**Stated exercise**
Reproduce the data below line for line, keeping every character unchanged, and omit the pictures.

-- Start Working data --

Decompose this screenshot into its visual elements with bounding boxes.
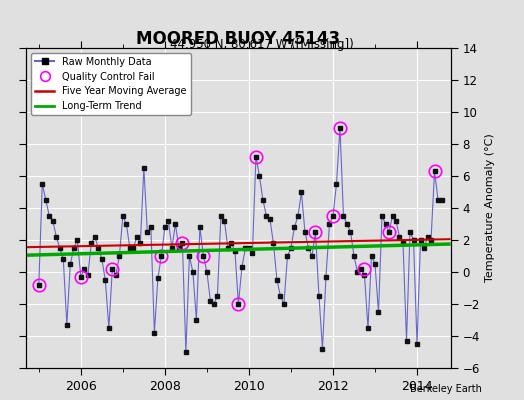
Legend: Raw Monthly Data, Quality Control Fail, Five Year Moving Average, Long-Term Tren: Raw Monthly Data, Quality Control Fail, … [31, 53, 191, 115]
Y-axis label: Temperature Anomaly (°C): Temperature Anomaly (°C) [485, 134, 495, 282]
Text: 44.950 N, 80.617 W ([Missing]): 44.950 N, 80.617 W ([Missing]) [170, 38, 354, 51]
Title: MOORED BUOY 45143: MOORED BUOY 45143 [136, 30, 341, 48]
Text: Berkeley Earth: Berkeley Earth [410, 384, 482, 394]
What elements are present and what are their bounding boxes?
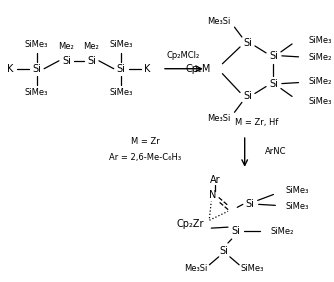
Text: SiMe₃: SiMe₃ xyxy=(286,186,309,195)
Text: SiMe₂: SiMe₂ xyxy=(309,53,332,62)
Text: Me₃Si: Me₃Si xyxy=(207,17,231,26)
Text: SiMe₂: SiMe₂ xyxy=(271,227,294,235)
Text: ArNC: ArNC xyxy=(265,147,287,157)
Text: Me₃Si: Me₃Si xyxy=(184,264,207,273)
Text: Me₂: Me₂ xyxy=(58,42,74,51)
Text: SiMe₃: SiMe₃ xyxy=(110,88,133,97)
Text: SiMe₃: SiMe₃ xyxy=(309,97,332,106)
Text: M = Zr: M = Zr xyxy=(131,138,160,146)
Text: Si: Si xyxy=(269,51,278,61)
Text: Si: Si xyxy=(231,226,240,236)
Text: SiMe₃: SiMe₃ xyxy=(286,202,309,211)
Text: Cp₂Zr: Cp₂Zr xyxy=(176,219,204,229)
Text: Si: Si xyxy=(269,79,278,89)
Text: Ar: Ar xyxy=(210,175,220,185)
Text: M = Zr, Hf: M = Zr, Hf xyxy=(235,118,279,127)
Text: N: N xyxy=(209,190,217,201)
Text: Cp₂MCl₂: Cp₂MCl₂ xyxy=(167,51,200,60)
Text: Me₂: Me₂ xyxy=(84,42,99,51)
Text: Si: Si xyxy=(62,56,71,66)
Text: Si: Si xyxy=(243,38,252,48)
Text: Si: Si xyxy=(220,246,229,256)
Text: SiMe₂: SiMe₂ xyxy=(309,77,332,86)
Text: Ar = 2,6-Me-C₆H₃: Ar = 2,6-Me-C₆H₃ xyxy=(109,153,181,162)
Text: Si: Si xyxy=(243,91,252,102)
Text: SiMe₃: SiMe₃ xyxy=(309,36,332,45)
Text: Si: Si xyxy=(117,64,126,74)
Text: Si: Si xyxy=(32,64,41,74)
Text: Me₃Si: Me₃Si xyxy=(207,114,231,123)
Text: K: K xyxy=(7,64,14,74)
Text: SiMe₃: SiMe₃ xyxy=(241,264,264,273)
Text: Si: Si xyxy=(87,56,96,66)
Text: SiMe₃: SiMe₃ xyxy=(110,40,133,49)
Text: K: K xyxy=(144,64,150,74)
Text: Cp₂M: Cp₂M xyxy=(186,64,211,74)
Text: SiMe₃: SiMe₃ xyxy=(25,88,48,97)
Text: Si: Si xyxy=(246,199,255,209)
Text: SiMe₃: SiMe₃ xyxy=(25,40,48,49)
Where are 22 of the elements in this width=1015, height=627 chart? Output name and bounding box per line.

-- End Working data --

**Exercise answer**
Decompose this screenshot into its visual elements with bounding boxes.
Legend: Raw Monthly Data, Quality Control Fail, Five Year Moving Average, Long-Term Tren: Raw Monthly Data, Quality Control Fail, … [31, 53, 191, 115]
Y-axis label: Temperature Anomaly (°C): Temperature Anomaly (°C) [485, 134, 495, 282]
Text: 44.950 N, 80.617 W ([Missing]): 44.950 N, 80.617 W ([Missing]) [170, 38, 354, 51]
Title: MOORED BUOY 45143: MOORED BUOY 45143 [136, 30, 341, 48]
Text: Berkeley Earth: Berkeley Earth [410, 384, 482, 394]
What elements are present and what are their bounding boxes?
Text: SiMe₃: SiMe₃ xyxy=(286,186,309,195)
Text: SiMe₂: SiMe₂ xyxy=(309,53,332,62)
Text: Me₃Si: Me₃Si xyxy=(207,17,231,26)
Text: SiMe₂: SiMe₂ xyxy=(271,227,294,235)
Text: ArNC: ArNC xyxy=(265,147,287,157)
Text: Me₃Si: Me₃Si xyxy=(184,264,207,273)
Text: Me₂: Me₂ xyxy=(58,42,74,51)
Text: SiMe₃: SiMe₃ xyxy=(110,88,133,97)
Text: SiMe₃: SiMe₃ xyxy=(309,97,332,106)
Text: M = Zr: M = Zr xyxy=(131,138,160,146)
Text: Si: Si xyxy=(269,51,278,61)
Text: Si: Si xyxy=(231,226,240,236)
Text: SiMe₃: SiMe₃ xyxy=(286,202,309,211)
Text: Cp₂Zr: Cp₂Zr xyxy=(176,219,204,229)
Text: Si: Si xyxy=(269,79,278,89)
Text: Ar: Ar xyxy=(210,175,220,185)
Text: M = Zr, Hf: M = Zr, Hf xyxy=(235,118,279,127)
Text: N: N xyxy=(209,190,217,201)
Text: Cp₂MCl₂: Cp₂MCl₂ xyxy=(167,51,200,60)
Text: Me₂: Me₂ xyxy=(84,42,99,51)
Text: Si: Si xyxy=(62,56,71,66)
Text: Si: Si xyxy=(243,38,252,48)
Text: Si: Si xyxy=(220,246,229,256)
Text: SiMe₂: SiMe₂ xyxy=(309,77,332,86)
Text: Ar = 2,6-Me-C₆H₃: Ar = 2,6-Me-C₆H₃ xyxy=(109,153,181,162)
Text: Si: Si xyxy=(243,91,252,102)
Text: SiMe₃: SiMe₃ xyxy=(309,36,332,45)
Text: Si: Si xyxy=(117,64,126,74)
Text: Si: Si xyxy=(32,64,41,74)
Text: Me₃Si: Me₃Si xyxy=(207,114,231,123)
Text: K: K xyxy=(7,64,14,74)
Text: SiMe₃: SiMe₃ xyxy=(241,264,264,273)
Text: Si: Si xyxy=(87,56,96,66)
Text: SiMe₃: SiMe₃ xyxy=(110,40,133,49)
Text: K: K xyxy=(144,64,150,74)
Text: Cp₂M: Cp₂M xyxy=(186,64,211,74)
Text: SiMe₃: SiMe₃ xyxy=(25,88,48,97)
Text: Si: Si xyxy=(246,199,255,209)
Text: SiMe₃: SiMe₃ xyxy=(25,40,48,49)
Where are 22 of the elements in this width=1015, height=627 chart? Output name and bounding box per line.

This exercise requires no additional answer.